WRITTEN INSTRUCTION: Could you write out the records below exactly as they appear, leaving out any pictures?
++++++++++++++++++++
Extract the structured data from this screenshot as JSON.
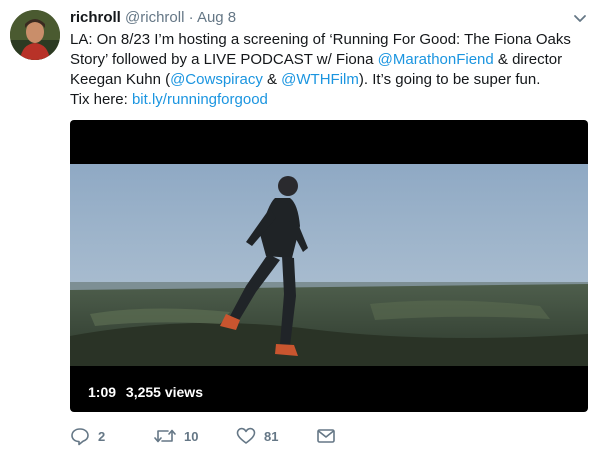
{
  "tweet": {
    "author_name": "richroll",
    "author_handle": "@richroll",
    "separator": "·",
    "timestamp": "Aug 8",
    "text": {
      "line1": "LA: On 8/23 I’m hosting a screening of ‘Running For Good: The Fiona Oaks",
      "line2_a": "Story’ followed by a LIVE PODCAST w/ Fiona ",
      "mention1": "@MarathonFiend",
      "line2_b": " & director",
      "line3_a": "Keegan Kuhn (",
      "mention2": "@Cowspiracy",
      "line3_b": " & ",
      "mention3": "@WTHFilm",
      "line3_c": "). It’s going to be super fun.",
      "line4_a": "Tix here: ",
      "link": "bit.ly/runningforgood"
    }
  },
  "media": {
    "type": "video",
    "duration": "1:09",
    "views": "3,255 views"
  },
  "actions": {
    "replies": "2",
    "retweets": "10",
    "likes": "81",
    "reply_icon": "reply-icon",
    "retweet_icon": "retweet-icon",
    "like_icon": "heart-icon",
    "dm_icon": "envelope-icon"
  },
  "colors": {
    "link": "#1b95e0",
    "muted": "#657786",
    "text": "#14171a"
  }
}
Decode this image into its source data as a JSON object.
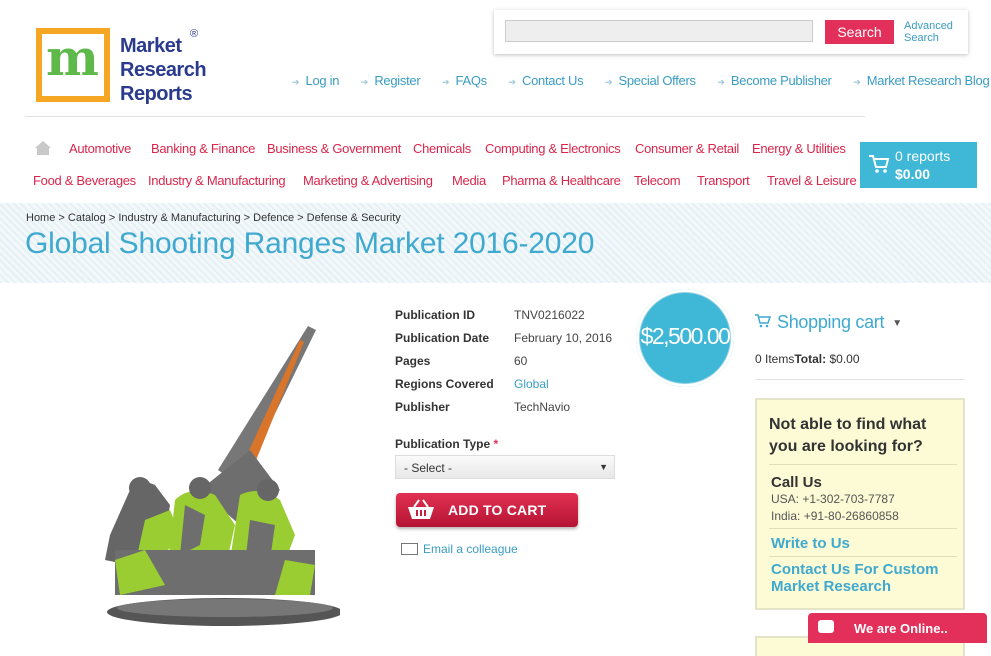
{
  "logo": {
    "line1": "Market",
    "line2": "Research",
    "line3": "Reports",
    "reg": "®",
    "mark": "m"
  },
  "search": {
    "placeholder": "",
    "button_label": "Search",
    "advanced_line1": "Advanced",
    "advanced_line2": "Search"
  },
  "top_links": [
    "Log in",
    "Register",
    "FAQs",
    "Contact Us",
    "Special Offers",
    "Become Publisher",
    "Market Research Blog"
  ],
  "categories_row1": [
    "Automotive",
    "Banking & Finance",
    "Business & Government",
    "Chemicals",
    "Computing & Electronics",
    "Consumer & Retail",
    "Energy & Utilities"
  ],
  "categories_row2": [
    "Food & Beverages",
    "Industry & Manufacturing",
    "Marketing & Advertising",
    "Media",
    "Pharma & Healthcare",
    "Telecom",
    "Transport",
    "Travel & Leisure"
  ],
  "cart": {
    "reports": "0 reports",
    "total": "$0.00"
  },
  "breadcrumb": "Home > Catalog > Industry & Manufacturing > Defence > Defense & Security",
  "page_title": "Global Shooting Ranges Market 2016-2020",
  "details": [
    {
      "label": "Publication ID",
      "value": "TNV0216022"
    },
    {
      "label": "Publication Date",
      "value": "February 10, 2016"
    },
    {
      "label": "Pages",
      "value": "60"
    },
    {
      "label": "Regions Covered",
      "value": "Global"
    },
    {
      "label": "Publisher",
      "value": "TechNavio"
    }
  ],
  "price": "$2,500.00",
  "publication_type": {
    "label": "Publication Type",
    "required": "*",
    "selected": "- Select -"
  },
  "add_to_cart": "ADD TO CART",
  "email_colleague": "Email a colleague",
  "shopping_cart": {
    "title": "Shopping cart",
    "items": "0 Items",
    "total_label": "Total:",
    "total": "$0.00"
  },
  "help_box": {
    "heading": "Not able to find what you are looking for?",
    "call_heading": "Call Us",
    "usa": "USA: +1-302-703-7787",
    "india": "India: +91-80-26860858",
    "write": "Write to Us",
    "custom": "Contact Us For Custom Market Research"
  },
  "chat": "We are Online..",
  "colors": {
    "accent_pink": "#e2305b",
    "accent_blue": "#3fb7d6",
    "title_blue": "#3fa9cf"
  }
}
++++++++++++++++++++
CORRECT ANSWER:
Extract the structured data from this screenshot as JSON.
{
  "tweet": {
    "author_name": "richroll",
    "author_handle": "@richroll",
    "separator": "·",
    "timestamp": "Aug 8",
    "text": {
      "line1": "LA: On 8/23 I’m hosting a screening of ‘Running For Good: The Fiona Oaks",
      "line2_a": "Story’ followed by a LIVE PODCAST w/ Fiona ",
      "mention1": "@MarathonFiend",
      "line2_b": " & director",
      "line3_a": "Keegan Kuhn (",
      "mention2": "@Cowspiracy",
      "line3_b": " & ",
      "mention3": "@WTHFilm",
      "line3_c": "). It’s going to be super fun.",
      "line4_a": "Tix here: ",
      "link": "bit.ly/runningforgood"
    }
  },
  "media": {
    "type": "video",
    "duration": "1:09",
    "views": "3,255 views"
  },
  "actions": {
    "replies": "2",
    "retweets": "10",
    "likes": "81",
    "reply_icon": "reply-icon",
    "retweet_icon": "retweet-icon",
    "like_icon": "heart-icon",
    "dm_icon": "envelope-icon"
  },
  "colors": {
    "link": "#1b95e0",
    "muted": "#657786",
    "text": "#14171a"
  }
}
Decode this image into its source data as a JSON object.
{
  "logo": {
    "line1": "Market",
    "line2": "Research",
    "line3": "Reports",
    "reg": "®",
    "mark": "m"
  },
  "search": {
    "placeholder": "",
    "button_label": "Search",
    "advanced_line1": "Advanced",
    "advanced_line2": "Search"
  },
  "top_links": [
    "Log in",
    "Register",
    "FAQs",
    "Contact Us",
    "Special Offers",
    "Become Publisher",
    "Market Research Blog"
  ],
  "categories_row1": [
    "Automotive",
    "Banking & Finance",
    "Business & Government",
    "Chemicals",
    "Computing & Electronics",
    "Consumer & Retail",
    "Energy & Utilities"
  ],
  "categories_row2": [
    "Food & Beverages",
    "Industry & Manufacturing",
    "Marketing & Advertising",
    "Media",
    "Pharma & Healthcare",
    "Telecom",
    "Transport",
    "Travel & Leisure"
  ],
  "cart": {
    "reports": "0 reports",
    "total": "$0.00"
  },
  "breadcrumb": "Home > Catalog > Industry & Manufacturing > Defence > Defense & Security",
  "page_title": "Global Shooting Ranges Market 2016-2020",
  "details": [
    {
      "label": "Publication ID",
      "value": "TNV0216022"
    },
    {
      "label": "Publication Date",
      "value": "February 10, 2016"
    },
    {
      "label": "Pages",
      "value": "60"
    },
    {
      "label": "Regions Covered",
      "value": "Global"
    },
    {
      "label": "Publisher",
      "value": "TechNavio"
    }
  ],
  "price": "$2,500.00",
  "publication_type": {
    "label": "Publication Type",
    "required": "*",
    "selected": "- Select -"
  },
  "add_to_cart": "ADD TO CART",
  "email_colleague": "Email a colleague",
  "shopping_cart": {
    "title": "Shopping cart",
    "items": "0 Items",
    "total_label": "Total:",
    "total": "$0.00"
  },
  "help_box": {
    "heading": "Not able to find what you are looking for?",
    "call_heading": "Call Us",
    "usa": "USA: +1-302-703-7787",
    "india": "India: +91-80-26860858",
    "write": "Write to Us",
    "custom": "Contact Us For Custom Market Research"
  },
  "chat": "We are Online..",
  "colors": {
    "accent_pink": "#e2305b",
    "accent_blue": "#3fb7d6",
    "title_blue": "#3fa9cf"
  }
}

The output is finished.